# [Data extracted from a collection]
══════════
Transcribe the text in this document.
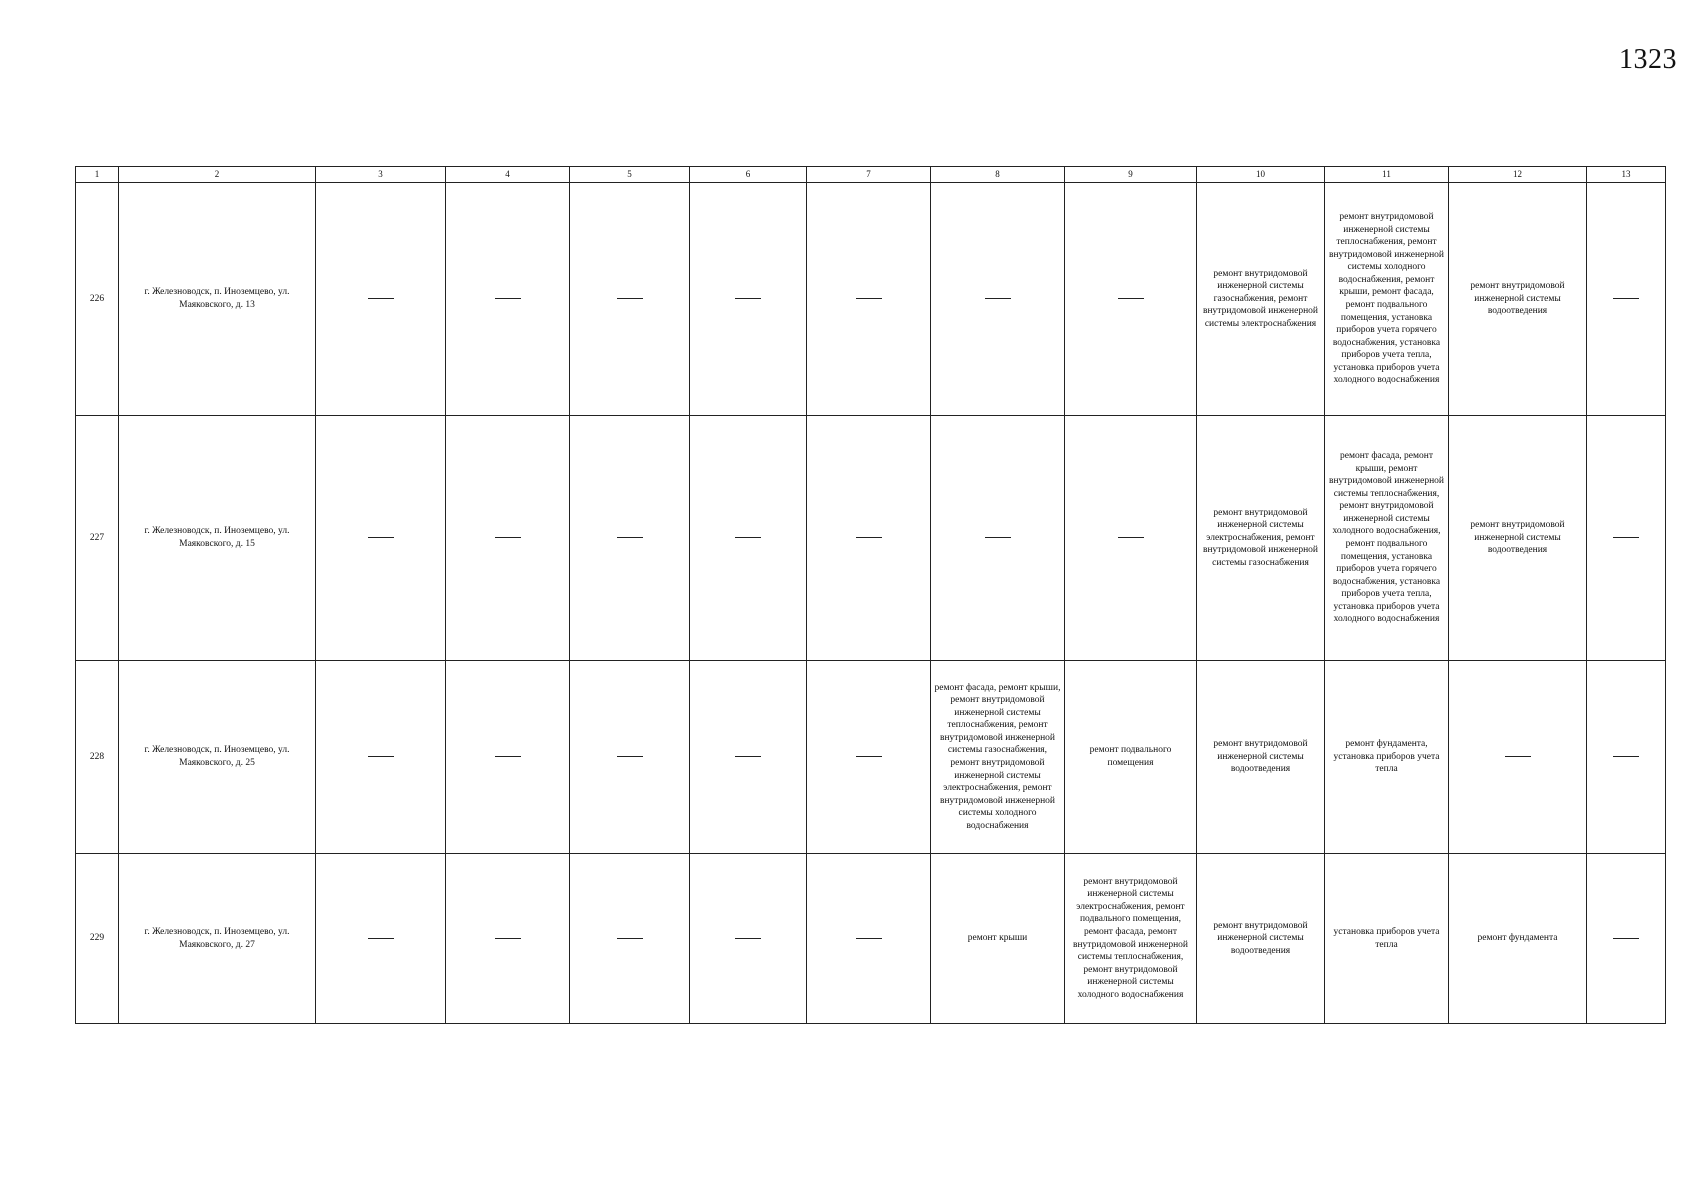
1323
1	2	3	4	5	6	7	8	9	10	11	12	13
226	г. Железноводск, п. Иноземцево, ул. Маяковского, д. 13								ремонт внутридомовой инженерной системы газоснабжения, ремонт внутридомовой инженерной системы электроснабжения	ремонт внутридомовой инженерной системы теплоснабжения, ремонт внутридомовой инженерной системы холодного водоснабжения, ремонт крыши, ремонт фасада, ремонт подвального помещения, установка приборов учета горячего водоснабжения, установка приборов учета тепла, установка приборов учета холодного водоснабжения	ремонт внутридомовой инженерной системы водоотведения	
227	г. Железноводск, п. Иноземцево, ул. Маяковского, д. 15								ремонт внутридомовой инженерной системы электроснабжения, ремонт внутридомовой инженерной системы газоснабжения	ремонт фасада, ремонт крыши, ремонт внутридомовой инженерной системы теплоснабжения, ремонт внутридомовой инженерной системы холодного водоснабжения, ремонт подвального помещения, установка приборов учета горячего водоснабжения, установка приборов учета тепла, установка приборов учета холодного водоснабжения	ремонт внутридомовой инженерной системы водоотведения	
228	г. Железноводск, п. Иноземцево, ул. Маяковского, д. 25						ремонт фасада, ремонт крыши, ремонт внутридомовой инженерной системы теплоснабжения, ремонт внутридомовой инженерной системы газоснабжения, ремонт внутридомовой инженерной системы электроснабжения, ремонт внутридомовой инженерной системы холодного водоснабжения	ремонт подвального помещения	ремонт внутридомовой инженерной системы водоотведения	ремонт фундамента, установка приборов учета тепла		
229	г. Железноводск, п. Иноземцево, ул. Маяковского, д. 27						ремонт крыши	ремонт внутридомовой инженерной системы электроснабжения, ремонт подвального помещения, ремонт фасада, ремонт внутридомовой инженерной системы теплоснабжения, ремонт внутридомовой инженерной системы холодного водоснабжения	ремонт внутридомовой инженерной системы водоотведения	установка приборов учета тепла	ремонт фундамента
══════════
# [WRITTEN EXERCISE]
What comes back should match the records exactly, minus any pictures.

# [REPLY TO THE EXERCISE]
Transcribe the text in this document.
1323
1	2	3	4	5	6	7	8	9	10	11	12	13
226	г. Железноводск, п. Иноземцево, ул. Маяковского, д. 13								ремонт внутридомовой инженерной системы газоснабжения, ремонт внутридомовой инженерной системы электроснабжения	ремонт внутридомовой инженерной системы теплоснабжения, ремонт внутридомовой инженерной системы холодного водоснабжения, ремонт крыши, ремонт фасада, ремонт подвального помещения, установка приборов учета горячего водоснабжения, установка приборов учета тепла, установка приборов учета холодного водоснабжения	ремонт внутридомовой инженерной системы водоотведения	
227	г. Железноводск, п. Иноземцево, ул. Маяковского, д. 15								ремонт внутридомовой инженерной системы электроснабжения, ремонт внутридомовой инженерной системы газоснабжения	ремонт фасада, ремонт крыши, ремонт внутридомовой инженерной системы теплоснабжения, ремонт внутридомовой инженерной системы холодного водоснабжения, ремонт подвального помещения, установка приборов учета горячего водоснабжения, установка приборов учета тепла, установка приборов учета холодного водоснабжения	ремонт внутридомовой инженерной системы водоотведения	
228	г. Железноводск, п. Иноземцево, ул. Маяковского, д. 25						ремонт фасада, ремонт крыши, ремонт внутридомовой инженерной системы теплоснабжения, ремонт внутридомовой инженерной системы газоснабжения, ремонт внутридомовой инженерной системы электроснабжения, ремонт внутридомовой инженерной системы холодного водоснабжения	ремонт подвального помещения	ремонт внутридомовой инженерной системы водоотведения	ремонт фундамента, установка приборов учета тепла		
229	г. Железноводск, п. Иноземцево, ул. Маяковского, д. 27						ремонт крыши	ремонт внутридомовой инженерной системы электроснабжения, ремонт подвального помещения, ремонт фасада, ремонт внутридомовой инженерной системы теплоснабжения, ремонт внутридомовой инженерной системы холодного водоснабжения	ремонт внутридомовой инженерной системы водоотведения	установка приборов учета тепла	ремонт фундамента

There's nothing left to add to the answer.